* What the task asks: Please copy all the lines that follow, word for word.

* Entries taken from a collection:
--------------------------------

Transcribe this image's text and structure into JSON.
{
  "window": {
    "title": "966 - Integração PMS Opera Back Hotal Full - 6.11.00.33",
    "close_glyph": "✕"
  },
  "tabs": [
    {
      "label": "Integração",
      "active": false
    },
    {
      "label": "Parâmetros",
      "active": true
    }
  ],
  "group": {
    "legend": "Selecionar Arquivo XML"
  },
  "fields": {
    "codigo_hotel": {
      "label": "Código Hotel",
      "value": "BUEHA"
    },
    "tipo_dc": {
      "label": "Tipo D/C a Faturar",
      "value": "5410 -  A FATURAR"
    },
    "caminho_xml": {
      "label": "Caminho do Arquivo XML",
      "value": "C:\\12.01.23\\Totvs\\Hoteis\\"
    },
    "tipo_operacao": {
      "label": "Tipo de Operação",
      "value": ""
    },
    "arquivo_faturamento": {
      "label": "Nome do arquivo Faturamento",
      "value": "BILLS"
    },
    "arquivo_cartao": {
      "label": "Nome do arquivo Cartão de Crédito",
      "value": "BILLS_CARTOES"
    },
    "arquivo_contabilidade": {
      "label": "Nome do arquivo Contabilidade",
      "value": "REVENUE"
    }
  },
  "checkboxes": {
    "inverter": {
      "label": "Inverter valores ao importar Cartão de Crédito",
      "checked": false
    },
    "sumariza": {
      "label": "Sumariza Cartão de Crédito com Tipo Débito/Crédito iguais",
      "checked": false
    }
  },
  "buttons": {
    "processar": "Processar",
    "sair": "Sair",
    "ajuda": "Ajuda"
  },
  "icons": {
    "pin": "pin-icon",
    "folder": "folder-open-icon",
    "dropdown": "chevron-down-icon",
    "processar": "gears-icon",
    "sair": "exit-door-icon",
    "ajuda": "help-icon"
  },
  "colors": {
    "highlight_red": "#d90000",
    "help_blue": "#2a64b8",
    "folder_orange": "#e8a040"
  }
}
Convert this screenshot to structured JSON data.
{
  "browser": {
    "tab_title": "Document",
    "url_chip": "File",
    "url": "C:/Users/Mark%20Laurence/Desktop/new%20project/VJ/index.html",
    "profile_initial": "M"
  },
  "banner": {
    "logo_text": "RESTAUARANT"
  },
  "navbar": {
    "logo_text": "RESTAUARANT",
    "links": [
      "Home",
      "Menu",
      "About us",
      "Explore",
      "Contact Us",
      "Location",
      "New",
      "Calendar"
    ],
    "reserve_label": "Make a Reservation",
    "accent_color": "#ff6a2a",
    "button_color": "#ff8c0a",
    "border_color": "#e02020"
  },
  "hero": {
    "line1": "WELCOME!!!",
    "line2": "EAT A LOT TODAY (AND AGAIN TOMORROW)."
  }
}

--------------------------------

* Problem solution:
Transcribe this image's text and structure into JSON.
{
  "window": {
    "title": "966 - Integração PMS Opera Back Hotal Full - 6.11.00.33",
    "close_glyph": "✕"
  },
  "tabs": [
    {
      "label": "Integração",
      "active": false
    },
    {
      "label": "Parâmetros",
      "active": true
    }
  ],
  "group": {
    "legend": "Selecionar Arquivo XML"
  },
  "fields": {
    "codigo_hotel": {
      "label": "Código Hotel",
      "value": "BUEHA"
    },
    "tipo_dc": {
      "label": "Tipo D/C a Faturar",
      "value": "5410 -  A FATURAR"
    },
    "caminho_xml": {
      "label": "Caminho do Arquivo XML",
      "value": "C:\\12.01.23\\Totvs\\Hoteis\\"
    },
    "tipo_operacao": {
      "label": "Tipo de Operação",
      "value": ""
    },
    "arquivo_faturamento": {
      "label": "Nome do arquivo Faturamento",
      "value": "BILLS"
    },
    "arquivo_cartao": {
      "label": "Nome do arquivo Cartão de Crédito",
      "value": "BILLS_CARTOES"
    },
    "arquivo_contabilidade": {
      "label": "Nome do arquivo Contabilidade",
      "value": "REVENUE"
    }
  },
  "checkboxes": {
    "inverter": {
      "label": "Inverter valores ao importar Cartão de Crédito",
      "checked": false
    },
    "sumariza": {
      "label": "Sumariza Cartão de Crédito com Tipo Débito/Crédito iguais",
      "checked": false
    }
  },
  "buttons": {
    "processar": "Processar",
    "sair": "Sair",
    "ajuda": "Ajuda"
  },
  "icons": {
    "pin": "pin-icon",
    "folder": "folder-open-icon",
    "dropdown": "chevron-down-icon",
    "processar": "gears-icon",
    "sair": "exit-door-icon",
    "ajuda": "help-icon"
  },
  "colors": {
    "highlight_red": "#d90000",
    "help_blue": "#2a64b8",
    "folder_orange": "#e8a040"
  }
}
Convert this screenshot to structured JSON data.
{
  "browser": {
    "tab_title": "Document",
    "url_chip": "File",
    "url": "C:/Users/Mark%20Laurence/Desktop/new%20project/VJ/index.html",
    "profile_initial": "M"
  },
  "banner": {
    "logo_text": "RESTAUARANT"
  },
  "navbar": {
    "logo_text": "RESTAUARANT",
    "links": [
      "Home",
      "Menu",
      "About us",
      "Explore",
      "Contact Us",
      "Location",
      "New",
      "Calendar"
    ],
    "reserve_label": "Make a Reservation",
    "accent_color": "#ff6a2a",
    "button_color": "#ff8c0a",
    "border_color": "#e02020"
  },
  "hero": {
    "line1": "WELCOME!!!",
    "line2": "EAT A LOT TODAY (AND AGAIN TOMORROW)."
  }
}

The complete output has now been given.